Source material -
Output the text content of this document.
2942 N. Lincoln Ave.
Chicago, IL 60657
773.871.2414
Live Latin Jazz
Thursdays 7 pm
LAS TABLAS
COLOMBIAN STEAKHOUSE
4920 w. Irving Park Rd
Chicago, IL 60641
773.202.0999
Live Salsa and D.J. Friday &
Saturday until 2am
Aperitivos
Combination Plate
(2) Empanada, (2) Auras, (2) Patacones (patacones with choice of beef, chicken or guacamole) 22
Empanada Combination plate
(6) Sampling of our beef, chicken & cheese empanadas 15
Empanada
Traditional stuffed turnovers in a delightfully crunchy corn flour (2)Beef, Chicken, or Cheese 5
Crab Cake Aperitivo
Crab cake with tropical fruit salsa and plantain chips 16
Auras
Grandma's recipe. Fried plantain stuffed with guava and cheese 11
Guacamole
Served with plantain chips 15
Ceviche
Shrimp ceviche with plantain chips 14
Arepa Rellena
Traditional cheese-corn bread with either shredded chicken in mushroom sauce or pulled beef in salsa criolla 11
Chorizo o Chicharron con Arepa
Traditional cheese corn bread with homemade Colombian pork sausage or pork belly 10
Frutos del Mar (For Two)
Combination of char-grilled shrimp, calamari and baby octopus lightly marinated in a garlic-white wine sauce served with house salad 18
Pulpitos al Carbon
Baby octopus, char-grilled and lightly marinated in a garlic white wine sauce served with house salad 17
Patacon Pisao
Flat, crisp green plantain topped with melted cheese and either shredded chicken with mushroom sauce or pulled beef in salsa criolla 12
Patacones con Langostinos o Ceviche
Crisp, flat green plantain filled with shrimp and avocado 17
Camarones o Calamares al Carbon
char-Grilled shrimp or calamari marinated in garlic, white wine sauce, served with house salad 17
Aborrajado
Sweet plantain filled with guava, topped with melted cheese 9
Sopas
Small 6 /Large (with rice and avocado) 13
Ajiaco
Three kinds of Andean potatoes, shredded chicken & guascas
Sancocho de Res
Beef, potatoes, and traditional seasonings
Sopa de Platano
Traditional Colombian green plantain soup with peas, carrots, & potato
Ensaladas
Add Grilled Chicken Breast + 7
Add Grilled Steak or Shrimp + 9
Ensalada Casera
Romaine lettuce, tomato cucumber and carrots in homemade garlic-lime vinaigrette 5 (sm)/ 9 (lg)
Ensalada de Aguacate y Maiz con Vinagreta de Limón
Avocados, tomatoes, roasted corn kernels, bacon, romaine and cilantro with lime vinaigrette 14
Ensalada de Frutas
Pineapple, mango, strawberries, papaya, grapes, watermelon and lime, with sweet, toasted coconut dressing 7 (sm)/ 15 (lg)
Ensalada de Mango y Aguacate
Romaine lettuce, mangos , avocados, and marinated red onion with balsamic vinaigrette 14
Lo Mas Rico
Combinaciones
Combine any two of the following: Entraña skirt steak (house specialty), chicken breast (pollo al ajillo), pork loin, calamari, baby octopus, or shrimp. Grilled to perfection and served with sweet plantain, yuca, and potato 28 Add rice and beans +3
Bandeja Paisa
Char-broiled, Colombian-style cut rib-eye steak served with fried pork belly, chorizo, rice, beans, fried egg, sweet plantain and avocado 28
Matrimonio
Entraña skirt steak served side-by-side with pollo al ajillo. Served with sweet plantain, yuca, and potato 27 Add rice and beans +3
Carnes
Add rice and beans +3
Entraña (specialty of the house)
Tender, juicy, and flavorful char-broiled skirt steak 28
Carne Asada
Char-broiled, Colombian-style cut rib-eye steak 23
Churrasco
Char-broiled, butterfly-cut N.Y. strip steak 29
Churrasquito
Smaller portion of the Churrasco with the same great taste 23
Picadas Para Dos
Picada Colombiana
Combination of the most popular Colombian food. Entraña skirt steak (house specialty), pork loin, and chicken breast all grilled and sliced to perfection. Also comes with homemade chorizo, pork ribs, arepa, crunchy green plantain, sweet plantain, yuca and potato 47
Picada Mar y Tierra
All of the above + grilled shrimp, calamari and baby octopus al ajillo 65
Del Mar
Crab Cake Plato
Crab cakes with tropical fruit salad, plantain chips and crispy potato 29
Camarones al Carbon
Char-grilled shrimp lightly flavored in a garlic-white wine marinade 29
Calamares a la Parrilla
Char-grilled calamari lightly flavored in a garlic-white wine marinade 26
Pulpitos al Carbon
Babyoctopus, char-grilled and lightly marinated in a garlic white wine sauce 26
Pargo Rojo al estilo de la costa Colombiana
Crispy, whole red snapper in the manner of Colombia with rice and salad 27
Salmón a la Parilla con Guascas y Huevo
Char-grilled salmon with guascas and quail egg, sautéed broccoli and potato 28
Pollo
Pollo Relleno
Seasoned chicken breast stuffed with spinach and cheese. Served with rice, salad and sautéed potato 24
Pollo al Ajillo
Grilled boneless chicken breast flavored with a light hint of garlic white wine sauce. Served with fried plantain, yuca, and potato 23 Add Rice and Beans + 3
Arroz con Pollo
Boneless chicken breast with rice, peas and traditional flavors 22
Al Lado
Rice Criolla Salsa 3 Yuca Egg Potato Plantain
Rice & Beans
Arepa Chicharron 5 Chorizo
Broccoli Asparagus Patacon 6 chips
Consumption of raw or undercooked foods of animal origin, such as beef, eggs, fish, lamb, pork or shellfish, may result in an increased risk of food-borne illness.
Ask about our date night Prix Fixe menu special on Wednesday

Exercise -
Read the entries above, then pull out the lines that include "marinated".

Solution for this task -
Combination of char-grilled shrimp, calamari and baby octopus lightly marinated in a garlic-white wine sauce served with house salad 18
Baby octopus, char-grilled and lightly marinated in a garlic white wine sauce served with house salad 17
char-Grilled shrimp or calamari marinated in garlic, white wine sauce, served with house salad 17
Romaine lettuce, mangos , avocados, and marinated red onion with balsamic vinaigrette 14
Babyoctopus, char-grilled and lightly marinated in a garlic white wine sauce 26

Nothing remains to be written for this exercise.